*Short task*
Repeat verbatim every line of the material, beginning at the line that holds "What's the underlying" and ending at its last line.

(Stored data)
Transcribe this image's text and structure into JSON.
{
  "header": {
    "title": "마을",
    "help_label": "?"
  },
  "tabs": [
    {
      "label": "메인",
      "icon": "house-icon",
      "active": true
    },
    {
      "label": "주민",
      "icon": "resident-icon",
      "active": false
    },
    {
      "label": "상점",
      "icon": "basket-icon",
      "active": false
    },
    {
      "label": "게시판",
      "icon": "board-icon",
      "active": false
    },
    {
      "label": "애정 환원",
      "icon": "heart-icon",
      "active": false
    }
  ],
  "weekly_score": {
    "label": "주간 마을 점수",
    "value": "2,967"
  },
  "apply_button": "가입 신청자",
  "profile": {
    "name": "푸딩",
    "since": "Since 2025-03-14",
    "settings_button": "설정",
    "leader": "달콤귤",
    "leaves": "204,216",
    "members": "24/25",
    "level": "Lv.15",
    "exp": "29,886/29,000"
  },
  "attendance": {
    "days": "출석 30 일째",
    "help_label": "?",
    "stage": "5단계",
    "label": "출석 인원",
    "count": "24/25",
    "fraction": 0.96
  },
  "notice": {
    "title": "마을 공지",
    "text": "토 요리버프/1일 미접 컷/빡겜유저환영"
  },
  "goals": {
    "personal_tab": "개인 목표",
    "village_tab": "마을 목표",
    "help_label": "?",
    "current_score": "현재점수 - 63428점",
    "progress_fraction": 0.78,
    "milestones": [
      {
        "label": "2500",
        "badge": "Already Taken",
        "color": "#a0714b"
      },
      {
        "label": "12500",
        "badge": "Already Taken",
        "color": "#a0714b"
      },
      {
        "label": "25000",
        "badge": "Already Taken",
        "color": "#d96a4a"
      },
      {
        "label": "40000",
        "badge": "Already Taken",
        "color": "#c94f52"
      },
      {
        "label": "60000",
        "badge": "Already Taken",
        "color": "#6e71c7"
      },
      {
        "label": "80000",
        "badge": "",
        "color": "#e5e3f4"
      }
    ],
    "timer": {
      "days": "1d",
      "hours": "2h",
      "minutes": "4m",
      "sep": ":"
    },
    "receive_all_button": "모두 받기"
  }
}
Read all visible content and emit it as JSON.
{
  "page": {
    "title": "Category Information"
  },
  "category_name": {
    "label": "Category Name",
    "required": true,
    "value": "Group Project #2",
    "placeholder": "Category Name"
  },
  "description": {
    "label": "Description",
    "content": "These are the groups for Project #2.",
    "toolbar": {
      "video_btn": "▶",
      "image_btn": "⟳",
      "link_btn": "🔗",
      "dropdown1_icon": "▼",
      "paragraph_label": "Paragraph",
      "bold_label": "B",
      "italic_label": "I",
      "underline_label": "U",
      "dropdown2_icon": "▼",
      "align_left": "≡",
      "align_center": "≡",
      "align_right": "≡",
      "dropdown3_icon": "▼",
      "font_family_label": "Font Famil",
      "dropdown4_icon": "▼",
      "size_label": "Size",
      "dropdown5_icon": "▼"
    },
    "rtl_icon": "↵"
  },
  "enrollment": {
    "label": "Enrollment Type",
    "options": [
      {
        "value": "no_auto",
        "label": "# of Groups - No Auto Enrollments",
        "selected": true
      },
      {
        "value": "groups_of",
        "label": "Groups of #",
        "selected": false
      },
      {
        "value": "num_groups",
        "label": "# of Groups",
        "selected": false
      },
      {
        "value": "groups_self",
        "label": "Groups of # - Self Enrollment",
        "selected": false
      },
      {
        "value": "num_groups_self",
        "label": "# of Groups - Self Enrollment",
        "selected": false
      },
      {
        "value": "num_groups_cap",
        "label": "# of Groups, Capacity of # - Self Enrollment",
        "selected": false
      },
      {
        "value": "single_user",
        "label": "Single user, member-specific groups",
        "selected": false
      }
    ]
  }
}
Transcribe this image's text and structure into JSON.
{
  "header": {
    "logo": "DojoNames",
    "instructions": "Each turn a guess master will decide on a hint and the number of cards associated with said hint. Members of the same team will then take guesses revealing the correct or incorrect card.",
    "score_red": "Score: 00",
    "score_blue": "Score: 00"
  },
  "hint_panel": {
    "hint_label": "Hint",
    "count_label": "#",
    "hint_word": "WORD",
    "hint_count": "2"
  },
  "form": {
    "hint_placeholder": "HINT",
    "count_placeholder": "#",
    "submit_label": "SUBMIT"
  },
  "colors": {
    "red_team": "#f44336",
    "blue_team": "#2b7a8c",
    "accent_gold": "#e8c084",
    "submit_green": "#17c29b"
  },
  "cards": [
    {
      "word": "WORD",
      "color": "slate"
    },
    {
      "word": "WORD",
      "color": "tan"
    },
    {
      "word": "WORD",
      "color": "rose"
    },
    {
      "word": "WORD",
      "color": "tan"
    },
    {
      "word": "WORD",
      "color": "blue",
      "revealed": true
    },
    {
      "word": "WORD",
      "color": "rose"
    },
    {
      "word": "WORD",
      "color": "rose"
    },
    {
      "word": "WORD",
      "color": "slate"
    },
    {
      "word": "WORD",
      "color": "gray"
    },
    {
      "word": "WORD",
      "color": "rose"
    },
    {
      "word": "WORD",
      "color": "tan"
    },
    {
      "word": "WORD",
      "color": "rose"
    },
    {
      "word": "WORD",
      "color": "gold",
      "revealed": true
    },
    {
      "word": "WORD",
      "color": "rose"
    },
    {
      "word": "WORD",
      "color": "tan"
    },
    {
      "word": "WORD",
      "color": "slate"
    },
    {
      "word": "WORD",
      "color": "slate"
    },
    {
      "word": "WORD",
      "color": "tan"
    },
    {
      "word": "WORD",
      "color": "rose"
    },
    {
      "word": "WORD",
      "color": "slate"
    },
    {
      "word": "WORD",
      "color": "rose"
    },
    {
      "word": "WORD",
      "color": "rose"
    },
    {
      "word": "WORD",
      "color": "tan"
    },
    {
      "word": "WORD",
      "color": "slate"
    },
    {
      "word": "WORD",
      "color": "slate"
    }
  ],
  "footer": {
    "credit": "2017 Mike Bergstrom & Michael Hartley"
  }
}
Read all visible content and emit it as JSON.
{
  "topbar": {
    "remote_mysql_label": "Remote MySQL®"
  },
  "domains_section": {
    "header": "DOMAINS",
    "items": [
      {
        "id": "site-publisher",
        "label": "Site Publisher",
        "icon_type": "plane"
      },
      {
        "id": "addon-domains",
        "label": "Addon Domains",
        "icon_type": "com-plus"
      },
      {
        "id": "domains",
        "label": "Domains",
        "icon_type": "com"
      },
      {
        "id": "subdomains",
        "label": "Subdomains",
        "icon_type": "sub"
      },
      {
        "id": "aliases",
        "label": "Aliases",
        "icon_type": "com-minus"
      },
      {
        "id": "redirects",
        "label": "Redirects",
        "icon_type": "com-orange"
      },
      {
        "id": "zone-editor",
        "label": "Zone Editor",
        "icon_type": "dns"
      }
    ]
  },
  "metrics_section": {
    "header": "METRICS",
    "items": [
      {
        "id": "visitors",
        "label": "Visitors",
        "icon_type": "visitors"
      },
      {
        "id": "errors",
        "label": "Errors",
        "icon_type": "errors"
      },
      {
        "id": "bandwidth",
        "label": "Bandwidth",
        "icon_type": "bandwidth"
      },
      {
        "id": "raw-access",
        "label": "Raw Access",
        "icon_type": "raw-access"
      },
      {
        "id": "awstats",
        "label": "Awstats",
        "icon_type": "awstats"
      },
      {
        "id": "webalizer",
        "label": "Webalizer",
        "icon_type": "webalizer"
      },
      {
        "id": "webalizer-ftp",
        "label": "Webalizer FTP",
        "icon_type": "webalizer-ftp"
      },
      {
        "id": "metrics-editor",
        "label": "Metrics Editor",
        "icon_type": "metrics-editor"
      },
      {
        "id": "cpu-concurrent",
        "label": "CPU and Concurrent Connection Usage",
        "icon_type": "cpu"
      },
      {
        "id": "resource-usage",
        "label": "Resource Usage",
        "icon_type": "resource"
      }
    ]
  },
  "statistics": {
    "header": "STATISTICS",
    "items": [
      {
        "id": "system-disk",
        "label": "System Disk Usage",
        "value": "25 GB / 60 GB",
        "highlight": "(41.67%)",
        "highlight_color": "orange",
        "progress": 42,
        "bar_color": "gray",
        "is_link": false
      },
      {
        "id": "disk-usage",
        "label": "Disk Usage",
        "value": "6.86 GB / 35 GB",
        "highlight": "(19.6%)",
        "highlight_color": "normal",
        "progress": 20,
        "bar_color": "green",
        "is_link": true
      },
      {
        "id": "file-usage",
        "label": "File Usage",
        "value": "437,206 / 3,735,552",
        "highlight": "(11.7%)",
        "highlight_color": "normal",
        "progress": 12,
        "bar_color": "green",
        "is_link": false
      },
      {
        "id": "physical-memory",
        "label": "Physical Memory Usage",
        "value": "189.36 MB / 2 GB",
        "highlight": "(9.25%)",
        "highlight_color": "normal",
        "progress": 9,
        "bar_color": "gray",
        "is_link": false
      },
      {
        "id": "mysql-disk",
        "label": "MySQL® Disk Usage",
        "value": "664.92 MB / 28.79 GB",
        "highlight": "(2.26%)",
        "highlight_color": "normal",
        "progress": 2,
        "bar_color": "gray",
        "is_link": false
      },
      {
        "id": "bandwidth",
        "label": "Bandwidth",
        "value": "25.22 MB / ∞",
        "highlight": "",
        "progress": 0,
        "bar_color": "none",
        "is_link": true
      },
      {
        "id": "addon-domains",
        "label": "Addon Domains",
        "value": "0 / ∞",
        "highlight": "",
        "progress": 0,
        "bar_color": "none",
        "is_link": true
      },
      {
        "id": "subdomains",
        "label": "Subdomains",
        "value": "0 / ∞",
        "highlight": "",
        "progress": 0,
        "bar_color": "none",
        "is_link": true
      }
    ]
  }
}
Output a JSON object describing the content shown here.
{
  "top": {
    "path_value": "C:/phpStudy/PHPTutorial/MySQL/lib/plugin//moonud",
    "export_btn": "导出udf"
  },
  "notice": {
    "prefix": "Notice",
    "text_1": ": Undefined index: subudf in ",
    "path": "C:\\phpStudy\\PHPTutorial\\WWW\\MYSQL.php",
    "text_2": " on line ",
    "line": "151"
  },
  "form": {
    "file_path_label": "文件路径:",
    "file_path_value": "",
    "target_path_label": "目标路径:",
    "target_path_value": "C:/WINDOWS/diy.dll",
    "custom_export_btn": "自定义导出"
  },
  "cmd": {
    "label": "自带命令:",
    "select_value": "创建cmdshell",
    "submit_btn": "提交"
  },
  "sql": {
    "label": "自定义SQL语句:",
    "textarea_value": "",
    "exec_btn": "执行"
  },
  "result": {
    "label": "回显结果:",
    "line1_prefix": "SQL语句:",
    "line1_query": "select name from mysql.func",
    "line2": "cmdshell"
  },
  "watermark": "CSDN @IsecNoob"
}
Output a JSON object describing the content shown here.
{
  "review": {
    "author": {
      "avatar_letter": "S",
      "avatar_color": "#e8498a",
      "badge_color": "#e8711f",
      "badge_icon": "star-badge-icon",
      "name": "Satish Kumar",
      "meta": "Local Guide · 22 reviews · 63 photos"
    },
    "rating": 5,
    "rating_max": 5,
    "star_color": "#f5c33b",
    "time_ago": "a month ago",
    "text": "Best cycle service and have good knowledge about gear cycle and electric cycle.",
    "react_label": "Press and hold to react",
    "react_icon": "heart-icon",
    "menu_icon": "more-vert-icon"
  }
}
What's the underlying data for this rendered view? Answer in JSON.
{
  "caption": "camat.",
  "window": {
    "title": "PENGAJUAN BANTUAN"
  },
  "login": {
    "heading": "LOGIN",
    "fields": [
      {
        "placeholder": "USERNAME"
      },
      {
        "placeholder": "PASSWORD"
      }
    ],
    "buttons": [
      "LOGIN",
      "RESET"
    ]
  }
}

*The answer*
What's the underlying data for this rendered view? Answer in JSON.
{
  "caption": "camat.",
  "window": {
    "title": "PENGAJUAN BANTUAN"
  },
  "login": {
    "heading": "LOGIN",
    "fields": [
      {
        "placeholder": "USERNAME"
      },
      {
        "placeholder": "PASSWORD"
      }
    ],
    "buttons": [
      "LOGIN",
      "RESET"
    ]
  }
}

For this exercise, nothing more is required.